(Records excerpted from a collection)
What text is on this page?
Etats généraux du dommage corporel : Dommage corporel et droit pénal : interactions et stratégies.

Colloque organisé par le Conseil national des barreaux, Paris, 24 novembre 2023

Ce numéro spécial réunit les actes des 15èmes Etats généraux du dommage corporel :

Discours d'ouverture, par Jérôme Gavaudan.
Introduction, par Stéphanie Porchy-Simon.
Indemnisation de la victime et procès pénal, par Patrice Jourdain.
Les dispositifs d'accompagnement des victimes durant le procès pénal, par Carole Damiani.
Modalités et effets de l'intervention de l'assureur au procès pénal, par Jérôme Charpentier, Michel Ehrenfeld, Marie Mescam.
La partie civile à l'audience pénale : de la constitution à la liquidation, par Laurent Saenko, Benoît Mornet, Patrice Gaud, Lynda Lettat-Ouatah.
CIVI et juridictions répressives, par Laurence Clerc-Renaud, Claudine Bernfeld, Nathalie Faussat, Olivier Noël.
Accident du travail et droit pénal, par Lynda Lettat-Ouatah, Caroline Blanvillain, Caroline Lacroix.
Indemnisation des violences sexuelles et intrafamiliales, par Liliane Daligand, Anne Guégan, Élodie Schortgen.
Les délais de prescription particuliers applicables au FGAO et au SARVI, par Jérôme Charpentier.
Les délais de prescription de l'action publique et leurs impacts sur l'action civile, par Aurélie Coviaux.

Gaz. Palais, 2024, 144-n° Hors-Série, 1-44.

Task brief: Retype the entries exactly, including every line.

Solved exercise:
What text is on this page?
Etats généraux du dommage corporel : Dommage corporel et droit pénal : interactions et stratégies.

Colloque organisé par le Conseil national des barreaux, Paris, 24 novembre 2023

Ce numéro spécial réunit les actes des 15èmes Etats généraux du dommage corporel :

Discours d'ouverture, par Jérôme Gavaudan.
Introduction, par Stéphanie Porchy-Simon.
Indemnisation de la victime et procès pénal, par Patrice Jourdain.
Les dispositifs d'accompagnement des victimes durant le procès pénal, par Carole Damiani.
Modalités et effets de l'intervention de l'assureur au procès pénal, par Jérôme Charpentier, Michel Ehrenfeld, Marie Mescam.
La partie civile à l'audience pénale : de la constitution à la liquidation, par Laurent Saenko, Benoît Mornet, Patrice Gaud, Lynda Lettat-Ouatah.
CIVI et juridictions répressives, par Laurence Clerc-Renaud, Claudine Bernfeld, Nathalie Faussat, Olivier Noël.
Accident du travail et droit pénal, par Lynda Lettat-Ouatah, Caroline Blanvillain, Caroline Lacroix.
Indemnisation des violences sexuelles et intrafamiliales, par Liliane Daligand, Anne Guégan, Élodie Schortgen.
Les délais de prescription particuliers applicables au FGAO et au SARVI, par Jérôme Charpentier.
Les délais de prescription de l'action publique et leurs impacts sur l'action civile, par Aurélie Coviaux.

Gaz. Palais, 2024, 144-n° Hors-Série, 1-44.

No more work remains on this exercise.